Par écritures déposées le 5 avril 2012 Madame X. demande de déclarer la société LASER COFINOGA « tant irrecevable que mal fondée en son appel » et de confirmer la décision entreprise en toutes ses dispositions.
Elle conclut également à la condamnation de la société LASER COFINOGA à lui payer la somme de 1.000 euros à titre de dommages-intérêts pour résistance abusive, outre le remboursement de la somme de 682,40 euros (au titre de ses frais et débours correspondant aux 2 journées indiquées perdues pour comparaître à l'audience du tribunal d'instance et aux frais de signification du jugement), ainsi qu'au paiement d'une somme de 2.272,40 euros sur le fondement de l’article 700 du code de procédure civile.
----
Consigne écrite 1 ▸ Recopiez à l'identique, parmi les lignes ci-dessous, le passage qui débute par la ligne contenant « gme-bar — [1107, 405, 1109, 466] » et s'achève par celle contenant « gme-bar — [305, 445, 308, 466] », ces deux lignes comprises.
----
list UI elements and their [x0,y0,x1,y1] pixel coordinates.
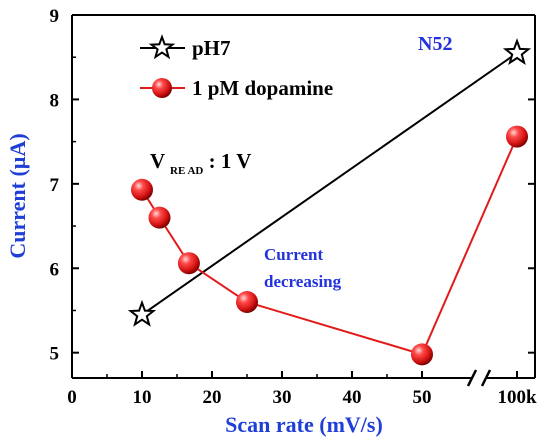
x-tick-label-0: 0 [67,387,77,408]
y-axis-label: Current (µA) [5,133,30,258]
y-ticks: 5 6 7 8 9 [50,6,535,365]
trend-annotation-line1: Current [264,245,324,264]
axis-break-mark-1 [466,369,478,387]
y-tick-label-1: 6 [50,259,60,280]
series-1-point-4 [411,343,433,366]
x-tick-label-6: 100k [497,387,537,408]
x-tick-label-5: 50 [413,387,432,408]
series-1-point-3 [236,291,258,314]
legend-star-marker [148,34,176,60]
legend: pH7 1 pM dopamine [140,34,333,100]
x-tick-label-3: 30 [273,387,292,408]
series-1-point-5 [506,125,528,148]
legend-label-ph7: pH7 [192,36,231,60]
trend-annotation-line2: decreasing [264,272,342,291]
y-tick-label-0: 5 [50,344,60,365]
legend-sphere-marker [152,78,172,98]
read-voltage-prefix: V [150,149,165,173]
plot-frame [71,14,536,387]
legend-label-dopamine: 1 pM dopamine [192,76,333,100]
sample-label: N52 [418,33,452,55]
y-tick-label-2: 7 [50,175,60,196]
read-voltage-label: V RE AD : 1 V [150,149,251,179]
series-layer [127,38,532,366]
y-tick-label-4: 9 [50,6,60,27]
x-ticks: 0 10 20 30 40 50 100k [67,371,537,408]
series-1-point-2 [177,252,200,275]
series-line-0 [141,52,518,316]
axis-break-mark-2 [480,369,492,387]
x-tick-label-2: 20 [203,387,222,408]
series-0-point-1 [502,38,532,66]
x-tick-label-4: 40 [343,387,362,408]
series-1-point-1 [148,206,171,229]
y-tick-label-3: 8 [50,90,60,111]
series-1-point-0 [131,178,153,201]
x-axis-label: Scan rate (mV/s) [225,412,383,437]
read-voltage-value: : 1 V [209,149,252,173]
series-0-point-0 [127,299,157,327]
x-tick-label-1: 10 [133,387,152,408]
read-voltage-subscript: RE AD [170,165,203,177]
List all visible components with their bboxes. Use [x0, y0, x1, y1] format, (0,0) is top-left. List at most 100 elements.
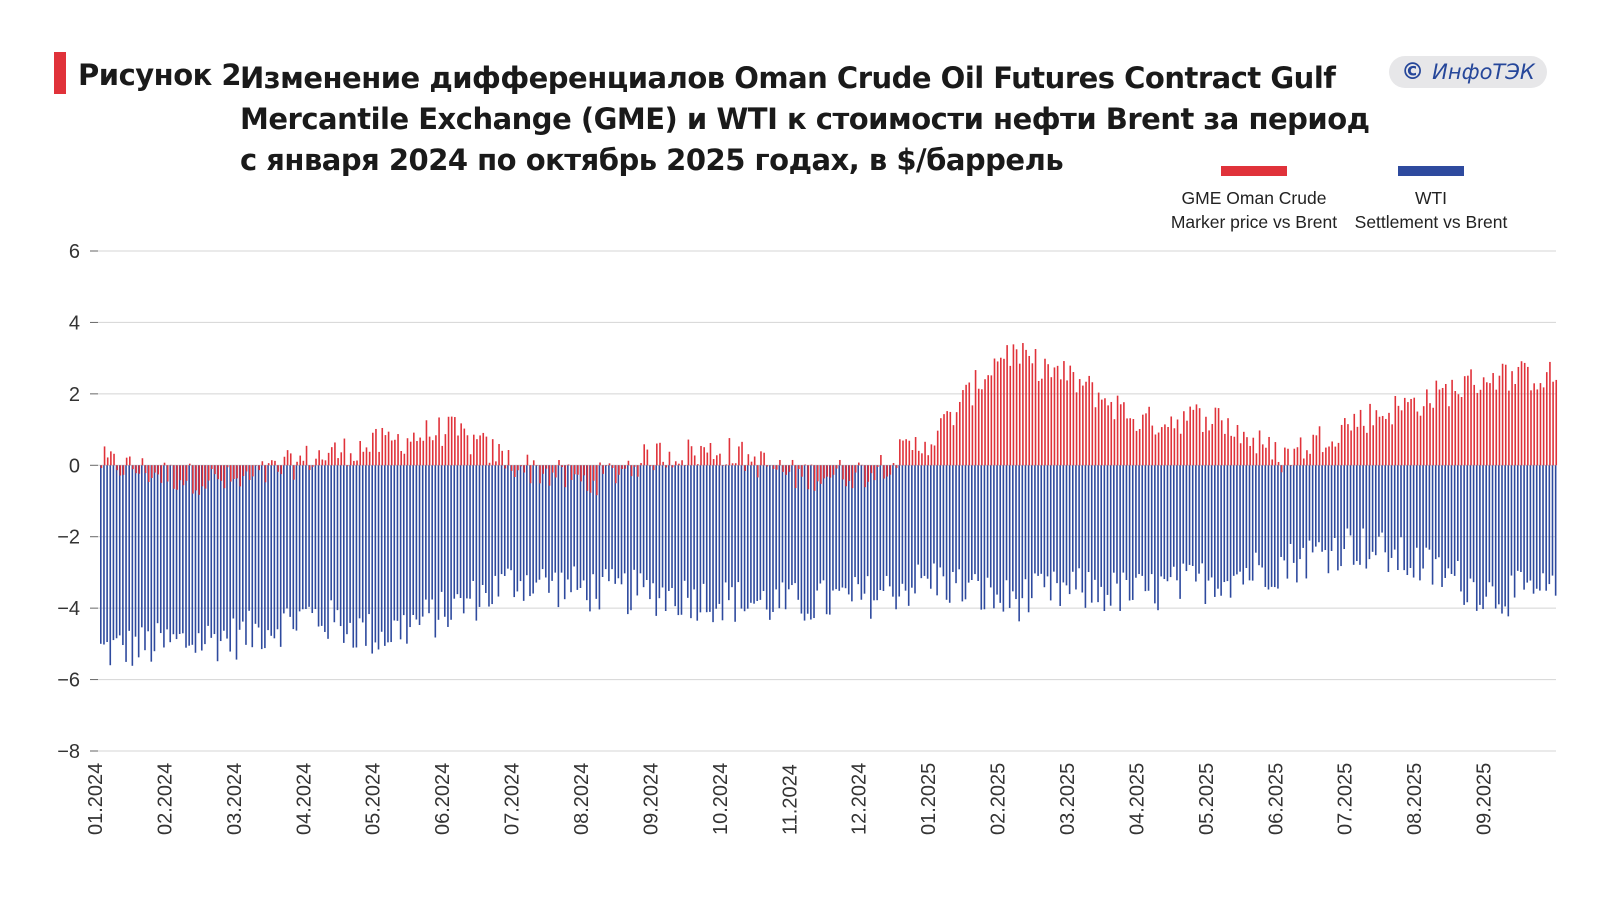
gme-bar — [1107, 405, 1109, 466]
gme-bar — [596, 465, 598, 496]
wti-bar — [406, 465, 408, 644]
wti-bar — [945, 465, 948, 600]
wti-bar — [276, 465, 279, 630]
wti-bar — [169, 465, 172, 643]
gme-bar — [476, 439, 478, 466]
gme-bar — [1198, 408, 1201, 466]
gme-bar — [858, 462, 860, 466]
wti-bar — [292, 465, 295, 630]
wti-bar — [289, 465, 291, 617]
wti-bar — [1113, 465, 1115, 573]
wti-bar — [450, 465, 452, 620]
gme-bar — [163, 462, 166, 466]
wti-bar — [118, 465, 121, 636]
gme-bar — [469, 454, 472, 466]
wti-bar — [1469, 465, 1472, 579]
wti-bar — [1318, 465, 1320, 543]
gme-bar — [305, 445, 308, 466]
gme-bar — [110, 451, 112, 466]
wti-bar — [106, 465, 108, 643]
wti-bar — [1466, 465, 1469, 603]
wti-bar — [888, 465, 891, 587]
gme-bar — [555, 465, 557, 478]
wti-bar — [1539, 465, 1541, 591]
gme-bar — [100, 465, 103, 468]
wti-bar — [1037, 465, 1039, 576]
gme-bar — [1009, 365, 1012, 466]
gme-bar — [359, 440, 361, 466]
wti-bar — [500, 465, 503, 575]
wti-bar — [1520, 465, 1522, 573]
gme-bar — [289, 453, 292, 466]
gme-bar — [1504, 364, 1507, 466]
wti-bar — [614, 465, 617, 584]
wti-bar — [1015, 465, 1017, 600]
wti-bar — [882, 465, 885, 591]
gme-bar — [1088, 375, 1090, 466]
wti-bar — [1302, 465, 1304, 548]
gme-bar — [703, 447, 705, 466]
wti-bar — [699, 465, 702, 613]
wti-bar — [112, 465, 115, 641]
gme-bar — [214, 465, 216, 475]
wti-bar — [1289, 465, 1292, 544]
gme-bar — [271, 460, 273, 466]
gme-bar — [763, 452, 765, 466]
wti-bar — [1532, 465, 1535, 594]
gme-bar — [1123, 402, 1125, 466]
gme-bar — [198, 465, 201, 495]
wti-bar — [166, 465, 168, 630]
gme-bar — [1059, 379, 1062, 466]
wti-bar — [1296, 465, 1298, 583]
gme-bar — [779, 459, 781, 466]
gme-bar — [1400, 410, 1403, 466]
gme-bar — [1078, 379, 1081, 466]
wti-bar — [819, 465, 822, 584]
wti-bar — [633, 465, 635, 570]
wti-bar — [901, 465, 904, 584]
gme-bar — [1448, 406, 1450, 466]
gme-bar — [640, 463, 642, 466]
wti-bar — [1248, 465, 1251, 581]
gme-bar — [1385, 418, 1387, 466]
gme-bar — [930, 444, 933, 466]
gme-bar — [627, 460, 630, 466]
gme-bar — [1315, 435, 1318, 466]
wti-bar — [715, 465, 717, 609]
wti-bar — [778, 465, 781, 609]
gme-bar — [775, 465, 778, 470]
wti-bar — [188, 465, 190, 646]
gme-bar — [1299, 437, 1302, 466]
wti-bar — [1412, 465, 1415, 578]
gme-bar — [895, 465, 898, 468]
wti-bar — [210, 465, 213, 638]
wti-bar — [573, 465, 575, 567]
wti-bar — [1479, 465, 1481, 605]
gme-bar — [330, 447, 333, 466]
wti-bar — [1021, 465, 1024, 599]
gme-bar — [842, 465, 844, 480]
wti-bar — [743, 465, 746, 612]
gme-bar — [450, 416, 453, 466]
wti-bar — [462, 465, 465, 614]
wti-bar — [270, 465, 273, 636]
wti-bar — [674, 465, 676, 607]
gme-bar — [608, 463, 611, 466]
gme-bar — [132, 465, 134, 470]
wti-bar — [926, 465, 929, 579]
wti-bar — [377, 465, 380, 650]
y-tick-label: 2 — [69, 384, 80, 406]
wti-bar — [1356, 465, 1358, 562]
gme-bar — [135, 465, 137, 474]
wti-bar — [1059, 465, 1061, 606]
wti-bar — [1267, 465, 1270, 590]
wti-bar — [1078, 465, 1080, 569]
wti-bar — [380, 465, 383, 632]
wti-bar — [645, 465, 648, 581]
gme-bar — [185, 465, 188, 481]
wti-bar — [147, 465, 149, 632]
wti-bar — [1040, 465, 1043, 574]
gme-bar — [1429, 403, 1431, 466]
gme-bar — [987, 375, 989, 466]
gme-bar — [1151, 425, 1154, 466]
----
Consigne écrite 2 ▸ D'après le texte fourni, quelle somme Madame X. réclame-t-elle à la société LASER COFINOGA à titre de dommages-intérêts pour résistance abusive ?

Résultat attendu 1 ▸
gme-bar — [1107, 405, 1109, 466]
gme-bar — [596, 465, 598, 496]
wti-bar — [406, 465, 408, 644]
wti-bar — [945, 465, 948, 600]
wti-bar — [276, 465, 279, 630]
wti-bar — [169, 465, 172, 643]
gme-bar — [476, 439, 478, 466]
gme-bar — [1198, 408, 1201, 466]
gme-bar — [858, 462, 860, 466]
wti-bar — [292, 465, 295, 630]
wti-bar — [289, 465, 291, 617]
wti-bar — [1113, 465, 1115, 573]
wti-bar — [450, 465, 452, 620]
gme-bar — [163, 462, 166, 466]
wti-bar — [118, 465, 121, 636]
gme-bar — [469, 454, 472, 466]
wti-bar — [1469, 465, 1472, 579]
wti-bar — [1318, 465, 1320, 543]
gme-bar — [305, 445, 308, 466]

Résultat attendu 2 ▸ La somme de 1.000 euros.